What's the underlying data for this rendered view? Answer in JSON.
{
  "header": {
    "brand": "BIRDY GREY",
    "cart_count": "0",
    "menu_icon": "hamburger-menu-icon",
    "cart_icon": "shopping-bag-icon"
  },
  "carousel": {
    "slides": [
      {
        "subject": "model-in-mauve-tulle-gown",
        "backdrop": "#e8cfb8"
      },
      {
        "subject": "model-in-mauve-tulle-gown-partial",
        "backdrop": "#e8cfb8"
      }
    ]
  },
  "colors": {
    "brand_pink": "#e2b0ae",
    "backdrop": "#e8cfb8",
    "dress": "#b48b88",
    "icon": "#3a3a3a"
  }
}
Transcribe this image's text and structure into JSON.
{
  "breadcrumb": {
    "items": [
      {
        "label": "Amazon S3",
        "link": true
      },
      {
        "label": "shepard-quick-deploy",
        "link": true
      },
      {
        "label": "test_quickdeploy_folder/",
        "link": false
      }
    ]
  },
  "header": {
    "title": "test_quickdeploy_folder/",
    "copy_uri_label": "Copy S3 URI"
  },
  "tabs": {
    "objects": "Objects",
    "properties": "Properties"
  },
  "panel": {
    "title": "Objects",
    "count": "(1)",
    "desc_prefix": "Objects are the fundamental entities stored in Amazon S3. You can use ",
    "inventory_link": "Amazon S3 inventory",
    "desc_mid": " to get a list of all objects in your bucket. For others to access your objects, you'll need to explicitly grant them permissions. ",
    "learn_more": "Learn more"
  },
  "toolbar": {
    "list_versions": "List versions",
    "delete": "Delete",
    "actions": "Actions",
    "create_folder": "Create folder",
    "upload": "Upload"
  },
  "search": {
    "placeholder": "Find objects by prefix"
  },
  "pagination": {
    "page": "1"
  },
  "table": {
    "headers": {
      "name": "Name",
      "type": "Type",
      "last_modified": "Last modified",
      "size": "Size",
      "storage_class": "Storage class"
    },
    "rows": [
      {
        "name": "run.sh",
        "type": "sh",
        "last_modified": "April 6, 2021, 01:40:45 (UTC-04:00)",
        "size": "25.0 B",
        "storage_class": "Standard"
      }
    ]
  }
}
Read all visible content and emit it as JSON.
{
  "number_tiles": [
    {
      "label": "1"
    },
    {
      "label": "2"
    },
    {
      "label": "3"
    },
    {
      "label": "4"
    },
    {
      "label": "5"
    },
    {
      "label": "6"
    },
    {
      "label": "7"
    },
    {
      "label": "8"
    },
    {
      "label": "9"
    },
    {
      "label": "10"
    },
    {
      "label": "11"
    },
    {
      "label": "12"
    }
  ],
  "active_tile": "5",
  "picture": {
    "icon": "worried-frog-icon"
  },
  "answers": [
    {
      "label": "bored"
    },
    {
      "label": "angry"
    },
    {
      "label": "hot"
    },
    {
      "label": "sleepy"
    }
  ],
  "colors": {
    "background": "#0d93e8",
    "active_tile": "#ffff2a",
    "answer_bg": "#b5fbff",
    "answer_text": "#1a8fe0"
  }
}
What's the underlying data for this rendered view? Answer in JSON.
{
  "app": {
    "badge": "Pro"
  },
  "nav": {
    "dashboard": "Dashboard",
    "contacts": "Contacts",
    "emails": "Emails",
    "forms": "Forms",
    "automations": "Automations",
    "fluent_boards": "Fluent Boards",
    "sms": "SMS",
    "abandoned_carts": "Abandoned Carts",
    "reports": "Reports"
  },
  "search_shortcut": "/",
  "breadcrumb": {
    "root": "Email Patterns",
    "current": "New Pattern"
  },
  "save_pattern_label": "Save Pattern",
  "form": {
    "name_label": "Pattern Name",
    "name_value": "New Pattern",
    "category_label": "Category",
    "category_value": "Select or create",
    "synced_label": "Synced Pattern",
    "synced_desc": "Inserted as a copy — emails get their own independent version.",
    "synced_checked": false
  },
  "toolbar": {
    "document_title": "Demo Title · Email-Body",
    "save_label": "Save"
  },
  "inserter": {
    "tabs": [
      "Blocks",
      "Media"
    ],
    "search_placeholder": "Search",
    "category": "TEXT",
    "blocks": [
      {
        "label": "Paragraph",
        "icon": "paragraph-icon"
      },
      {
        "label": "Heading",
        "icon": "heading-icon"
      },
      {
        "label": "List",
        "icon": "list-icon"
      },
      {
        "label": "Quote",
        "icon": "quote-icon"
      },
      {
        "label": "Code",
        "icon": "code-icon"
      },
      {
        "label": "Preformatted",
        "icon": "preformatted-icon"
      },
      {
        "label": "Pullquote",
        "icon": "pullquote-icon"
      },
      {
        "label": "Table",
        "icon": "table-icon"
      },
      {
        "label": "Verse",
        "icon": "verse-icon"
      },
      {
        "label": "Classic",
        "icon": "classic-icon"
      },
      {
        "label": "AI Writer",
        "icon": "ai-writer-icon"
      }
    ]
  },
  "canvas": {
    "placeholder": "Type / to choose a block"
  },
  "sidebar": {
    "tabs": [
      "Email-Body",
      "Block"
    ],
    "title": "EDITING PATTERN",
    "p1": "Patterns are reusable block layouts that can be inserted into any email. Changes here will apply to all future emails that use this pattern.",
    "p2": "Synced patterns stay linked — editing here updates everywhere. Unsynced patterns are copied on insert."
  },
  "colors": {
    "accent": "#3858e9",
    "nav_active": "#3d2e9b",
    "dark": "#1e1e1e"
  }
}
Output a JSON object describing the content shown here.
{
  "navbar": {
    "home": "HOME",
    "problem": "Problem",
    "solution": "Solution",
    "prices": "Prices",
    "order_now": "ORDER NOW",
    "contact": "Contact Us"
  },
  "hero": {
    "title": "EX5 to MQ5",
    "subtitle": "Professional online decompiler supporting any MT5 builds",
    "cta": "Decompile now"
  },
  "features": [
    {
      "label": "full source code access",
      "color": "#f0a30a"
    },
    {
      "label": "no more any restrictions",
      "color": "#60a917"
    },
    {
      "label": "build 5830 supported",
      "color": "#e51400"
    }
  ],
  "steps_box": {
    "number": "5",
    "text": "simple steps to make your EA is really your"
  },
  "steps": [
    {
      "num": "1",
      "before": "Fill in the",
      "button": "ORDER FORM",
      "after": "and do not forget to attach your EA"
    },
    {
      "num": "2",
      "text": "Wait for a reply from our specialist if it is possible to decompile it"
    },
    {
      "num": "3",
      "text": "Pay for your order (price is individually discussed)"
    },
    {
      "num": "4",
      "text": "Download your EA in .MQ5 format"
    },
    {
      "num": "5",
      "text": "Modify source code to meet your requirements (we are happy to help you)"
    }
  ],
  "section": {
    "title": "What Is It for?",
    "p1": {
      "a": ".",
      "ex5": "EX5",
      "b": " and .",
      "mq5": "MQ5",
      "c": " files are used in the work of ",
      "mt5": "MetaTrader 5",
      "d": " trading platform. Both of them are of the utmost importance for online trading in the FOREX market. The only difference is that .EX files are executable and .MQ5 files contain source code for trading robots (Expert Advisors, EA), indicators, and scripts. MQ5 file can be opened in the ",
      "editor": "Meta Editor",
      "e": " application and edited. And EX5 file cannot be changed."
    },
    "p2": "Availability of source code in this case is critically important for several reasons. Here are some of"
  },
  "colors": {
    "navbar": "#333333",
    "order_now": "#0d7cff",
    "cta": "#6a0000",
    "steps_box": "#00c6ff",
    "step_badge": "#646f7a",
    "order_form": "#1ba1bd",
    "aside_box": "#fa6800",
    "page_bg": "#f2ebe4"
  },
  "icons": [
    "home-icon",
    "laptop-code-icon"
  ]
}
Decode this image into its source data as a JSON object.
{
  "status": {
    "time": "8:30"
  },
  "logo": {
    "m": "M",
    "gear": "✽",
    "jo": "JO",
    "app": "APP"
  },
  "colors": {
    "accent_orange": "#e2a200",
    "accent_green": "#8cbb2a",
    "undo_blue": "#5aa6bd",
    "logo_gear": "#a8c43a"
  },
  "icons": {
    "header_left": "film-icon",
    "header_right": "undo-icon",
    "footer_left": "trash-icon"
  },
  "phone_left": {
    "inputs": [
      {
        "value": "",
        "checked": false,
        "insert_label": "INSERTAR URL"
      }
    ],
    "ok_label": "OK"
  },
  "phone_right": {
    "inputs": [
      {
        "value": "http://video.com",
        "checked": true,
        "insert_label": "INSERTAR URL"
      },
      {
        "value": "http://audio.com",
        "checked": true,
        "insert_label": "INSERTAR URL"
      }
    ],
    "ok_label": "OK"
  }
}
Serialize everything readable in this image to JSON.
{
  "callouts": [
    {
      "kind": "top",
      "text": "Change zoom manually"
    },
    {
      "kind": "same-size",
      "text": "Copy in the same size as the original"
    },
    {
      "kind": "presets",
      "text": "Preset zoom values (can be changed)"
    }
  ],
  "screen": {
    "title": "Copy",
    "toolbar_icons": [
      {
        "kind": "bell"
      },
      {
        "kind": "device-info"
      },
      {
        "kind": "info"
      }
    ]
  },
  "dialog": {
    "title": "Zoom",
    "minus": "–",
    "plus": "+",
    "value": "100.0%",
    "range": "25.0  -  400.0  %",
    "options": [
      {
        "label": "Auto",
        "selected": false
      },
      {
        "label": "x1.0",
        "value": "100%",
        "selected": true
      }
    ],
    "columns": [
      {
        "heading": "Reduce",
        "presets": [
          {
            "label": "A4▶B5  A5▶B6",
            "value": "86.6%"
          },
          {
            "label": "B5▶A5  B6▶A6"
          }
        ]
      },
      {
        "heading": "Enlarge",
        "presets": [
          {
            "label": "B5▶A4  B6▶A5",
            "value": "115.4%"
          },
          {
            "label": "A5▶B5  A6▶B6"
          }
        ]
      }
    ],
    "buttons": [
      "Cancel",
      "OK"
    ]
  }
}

- - - - - - -

__AIM OF THE EXERCISE__
Locate the line that contains "Serialize everything readable", then please quote it and every line after it to the end of the entries above, exactly and with nothing else.

__RESULT__
Serialize everything readable in this image to JSON.
{
  "callouts": [
    {
      "kind": "top",
      "text": "Change zoom manually"
    },
    {
      "kind": "same-size",
      "text": "Copy in the same size as the original"
    },
    {
      "kind": "presets",
      "text": "Preset zoom values (can be changed)"
    }
  ],
  "screen": {
    "title": "Copy",
    "toolbar_icons": [
      {
        "kind": "bell"
      },
      {
        "kind": "device-info"
      },
      {
        "kind": "info"
      }
    ]
  },
  "dialog": {
    "title": "Zoom",
    "minus": "–",
    "plus": "+",
    "value": "100.0%",
    "range": "25.0  -  400.0  %",
    "options": [
      {
        "label": "Auto",
        "selected": false
      },
      {
        "label": "x1.0",
        "value": "100%",
        "selected": true
      }
    ],
    "columns": [
      {
        "heading": "Reduce",
        "presets": [
          {
            "label": "A4▶B5  A5▶B6",
            "value": "86.6%"
          },
          {
            "label": "B5▶A5  B6▶A6"
          }
        ]
      },
      {
        "heading": "Enlarge",
        "presets": [
          {
            "label": "B5▶A4  B6▶A5",
            "value": "115.4%"
          },
          {
            "label": "A5▶B5  A6▶B6"
          }
        ]
      }
    ],
    "buttons": [
      "Cancel",
      "OK"
    ]
  }
}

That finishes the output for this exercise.